» **SET TASK**: Tally up the lines below that include the word "from". Answer with the number alone.
::::::
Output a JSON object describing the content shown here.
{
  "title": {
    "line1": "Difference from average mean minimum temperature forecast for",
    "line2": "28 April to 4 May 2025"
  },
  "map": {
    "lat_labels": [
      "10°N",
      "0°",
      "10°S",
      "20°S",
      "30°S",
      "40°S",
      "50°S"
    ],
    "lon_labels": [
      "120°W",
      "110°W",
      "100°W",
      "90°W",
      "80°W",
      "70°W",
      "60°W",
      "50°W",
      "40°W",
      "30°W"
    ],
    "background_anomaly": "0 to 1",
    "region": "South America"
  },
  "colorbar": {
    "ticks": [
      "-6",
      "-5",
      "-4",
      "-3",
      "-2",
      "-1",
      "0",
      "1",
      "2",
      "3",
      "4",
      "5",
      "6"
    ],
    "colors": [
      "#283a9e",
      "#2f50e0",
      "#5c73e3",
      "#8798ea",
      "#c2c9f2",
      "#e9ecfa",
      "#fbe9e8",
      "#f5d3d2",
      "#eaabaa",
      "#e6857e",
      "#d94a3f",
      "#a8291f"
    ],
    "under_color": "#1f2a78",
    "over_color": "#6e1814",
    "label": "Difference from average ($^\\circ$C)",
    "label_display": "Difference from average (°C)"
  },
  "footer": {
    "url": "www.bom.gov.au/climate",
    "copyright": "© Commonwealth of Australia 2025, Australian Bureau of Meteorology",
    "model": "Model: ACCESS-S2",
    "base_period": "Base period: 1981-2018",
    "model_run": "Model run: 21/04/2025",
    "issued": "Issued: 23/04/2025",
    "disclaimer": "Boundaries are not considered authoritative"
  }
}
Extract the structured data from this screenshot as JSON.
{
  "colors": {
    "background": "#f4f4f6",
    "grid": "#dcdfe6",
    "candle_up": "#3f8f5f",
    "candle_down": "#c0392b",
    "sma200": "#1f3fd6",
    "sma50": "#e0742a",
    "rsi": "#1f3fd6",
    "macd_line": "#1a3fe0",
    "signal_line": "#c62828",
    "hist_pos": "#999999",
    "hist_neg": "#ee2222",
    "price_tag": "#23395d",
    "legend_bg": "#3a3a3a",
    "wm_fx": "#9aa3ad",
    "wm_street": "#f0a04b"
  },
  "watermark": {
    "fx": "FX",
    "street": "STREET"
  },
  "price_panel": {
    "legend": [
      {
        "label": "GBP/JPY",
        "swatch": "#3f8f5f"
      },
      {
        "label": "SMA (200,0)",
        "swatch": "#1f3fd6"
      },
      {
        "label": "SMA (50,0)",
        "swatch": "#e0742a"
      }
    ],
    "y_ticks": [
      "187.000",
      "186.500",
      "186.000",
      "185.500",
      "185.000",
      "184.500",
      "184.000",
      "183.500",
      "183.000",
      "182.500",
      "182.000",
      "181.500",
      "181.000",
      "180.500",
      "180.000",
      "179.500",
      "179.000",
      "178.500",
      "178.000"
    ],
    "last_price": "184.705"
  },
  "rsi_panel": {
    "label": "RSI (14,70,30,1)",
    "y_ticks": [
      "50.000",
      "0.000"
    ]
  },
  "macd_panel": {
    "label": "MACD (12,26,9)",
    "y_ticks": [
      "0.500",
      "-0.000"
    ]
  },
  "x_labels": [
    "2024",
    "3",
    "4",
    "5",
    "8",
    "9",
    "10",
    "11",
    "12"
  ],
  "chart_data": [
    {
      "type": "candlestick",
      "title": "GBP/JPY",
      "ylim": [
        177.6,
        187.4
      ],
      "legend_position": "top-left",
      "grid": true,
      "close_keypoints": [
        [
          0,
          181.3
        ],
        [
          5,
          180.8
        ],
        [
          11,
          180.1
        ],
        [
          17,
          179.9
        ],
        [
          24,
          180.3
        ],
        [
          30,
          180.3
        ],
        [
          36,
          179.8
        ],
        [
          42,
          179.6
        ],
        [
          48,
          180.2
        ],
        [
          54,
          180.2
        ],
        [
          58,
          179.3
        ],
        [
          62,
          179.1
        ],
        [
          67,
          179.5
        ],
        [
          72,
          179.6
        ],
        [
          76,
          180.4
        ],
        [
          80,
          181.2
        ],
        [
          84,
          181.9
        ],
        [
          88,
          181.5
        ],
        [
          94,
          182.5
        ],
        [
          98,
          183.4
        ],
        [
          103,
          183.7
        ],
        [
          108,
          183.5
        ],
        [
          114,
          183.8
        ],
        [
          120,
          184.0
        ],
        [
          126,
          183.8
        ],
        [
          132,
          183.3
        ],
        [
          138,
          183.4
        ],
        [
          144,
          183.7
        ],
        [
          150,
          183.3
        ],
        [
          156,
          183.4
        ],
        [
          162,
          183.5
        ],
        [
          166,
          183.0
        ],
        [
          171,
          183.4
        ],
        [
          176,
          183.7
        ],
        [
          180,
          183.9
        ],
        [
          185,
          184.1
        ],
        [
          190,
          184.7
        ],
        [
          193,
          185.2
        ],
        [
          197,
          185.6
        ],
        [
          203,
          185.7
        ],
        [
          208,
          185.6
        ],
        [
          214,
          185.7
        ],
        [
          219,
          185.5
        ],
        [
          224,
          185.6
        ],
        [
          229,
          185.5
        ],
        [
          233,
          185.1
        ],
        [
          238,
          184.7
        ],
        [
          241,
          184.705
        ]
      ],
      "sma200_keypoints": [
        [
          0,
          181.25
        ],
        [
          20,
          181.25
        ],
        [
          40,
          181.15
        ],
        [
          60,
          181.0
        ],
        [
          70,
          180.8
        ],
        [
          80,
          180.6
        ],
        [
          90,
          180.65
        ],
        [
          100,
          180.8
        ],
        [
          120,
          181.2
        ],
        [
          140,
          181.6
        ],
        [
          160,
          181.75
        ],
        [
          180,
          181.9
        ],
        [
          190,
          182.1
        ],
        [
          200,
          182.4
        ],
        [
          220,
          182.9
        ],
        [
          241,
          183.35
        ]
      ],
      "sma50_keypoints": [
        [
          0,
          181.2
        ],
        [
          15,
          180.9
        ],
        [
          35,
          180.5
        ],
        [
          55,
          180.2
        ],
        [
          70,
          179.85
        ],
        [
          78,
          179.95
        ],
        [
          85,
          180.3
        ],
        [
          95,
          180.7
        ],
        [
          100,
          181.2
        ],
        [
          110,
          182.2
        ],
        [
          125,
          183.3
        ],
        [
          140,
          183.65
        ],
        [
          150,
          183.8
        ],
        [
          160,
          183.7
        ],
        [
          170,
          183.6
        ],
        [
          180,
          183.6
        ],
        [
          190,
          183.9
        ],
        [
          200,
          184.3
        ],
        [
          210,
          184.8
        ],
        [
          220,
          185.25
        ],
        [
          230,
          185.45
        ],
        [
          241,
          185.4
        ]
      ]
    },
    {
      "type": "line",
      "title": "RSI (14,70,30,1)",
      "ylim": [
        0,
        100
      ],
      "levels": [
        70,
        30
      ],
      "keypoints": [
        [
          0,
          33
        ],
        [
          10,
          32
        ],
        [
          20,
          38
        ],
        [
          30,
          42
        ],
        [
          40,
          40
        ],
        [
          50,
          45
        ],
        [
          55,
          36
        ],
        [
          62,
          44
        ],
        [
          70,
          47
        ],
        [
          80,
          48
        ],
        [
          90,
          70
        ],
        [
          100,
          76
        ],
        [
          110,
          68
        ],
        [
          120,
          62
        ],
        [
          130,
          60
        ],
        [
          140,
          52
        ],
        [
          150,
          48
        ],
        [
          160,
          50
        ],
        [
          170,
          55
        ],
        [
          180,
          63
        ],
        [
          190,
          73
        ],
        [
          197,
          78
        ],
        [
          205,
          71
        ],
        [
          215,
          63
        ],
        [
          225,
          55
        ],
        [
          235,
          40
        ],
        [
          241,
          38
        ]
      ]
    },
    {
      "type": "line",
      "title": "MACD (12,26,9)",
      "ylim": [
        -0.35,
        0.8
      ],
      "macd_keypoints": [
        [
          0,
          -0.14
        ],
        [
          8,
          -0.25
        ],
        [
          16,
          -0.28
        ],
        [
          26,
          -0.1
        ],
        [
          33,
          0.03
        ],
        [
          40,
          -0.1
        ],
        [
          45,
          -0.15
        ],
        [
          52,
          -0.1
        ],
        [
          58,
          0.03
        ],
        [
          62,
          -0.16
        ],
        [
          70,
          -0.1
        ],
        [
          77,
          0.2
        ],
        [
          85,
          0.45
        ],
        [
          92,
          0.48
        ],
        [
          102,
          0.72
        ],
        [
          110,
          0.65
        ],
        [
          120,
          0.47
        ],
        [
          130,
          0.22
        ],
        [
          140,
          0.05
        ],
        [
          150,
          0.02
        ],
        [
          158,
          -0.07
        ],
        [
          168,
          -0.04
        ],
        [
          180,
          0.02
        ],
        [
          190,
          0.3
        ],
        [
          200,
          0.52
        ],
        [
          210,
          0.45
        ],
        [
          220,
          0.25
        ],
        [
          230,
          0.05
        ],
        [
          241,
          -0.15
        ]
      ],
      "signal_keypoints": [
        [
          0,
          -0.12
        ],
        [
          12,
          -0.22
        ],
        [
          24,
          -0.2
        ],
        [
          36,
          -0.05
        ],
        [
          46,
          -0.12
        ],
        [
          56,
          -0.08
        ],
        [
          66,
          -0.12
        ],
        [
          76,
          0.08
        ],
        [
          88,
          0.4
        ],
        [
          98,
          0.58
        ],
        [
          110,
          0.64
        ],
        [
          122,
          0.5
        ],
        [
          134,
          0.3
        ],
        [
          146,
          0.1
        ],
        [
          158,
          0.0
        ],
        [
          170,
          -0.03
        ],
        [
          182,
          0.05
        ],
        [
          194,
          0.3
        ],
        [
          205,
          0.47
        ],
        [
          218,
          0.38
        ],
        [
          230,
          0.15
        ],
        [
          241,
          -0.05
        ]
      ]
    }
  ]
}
::::::
» **EXPECTED ANSWER**: 4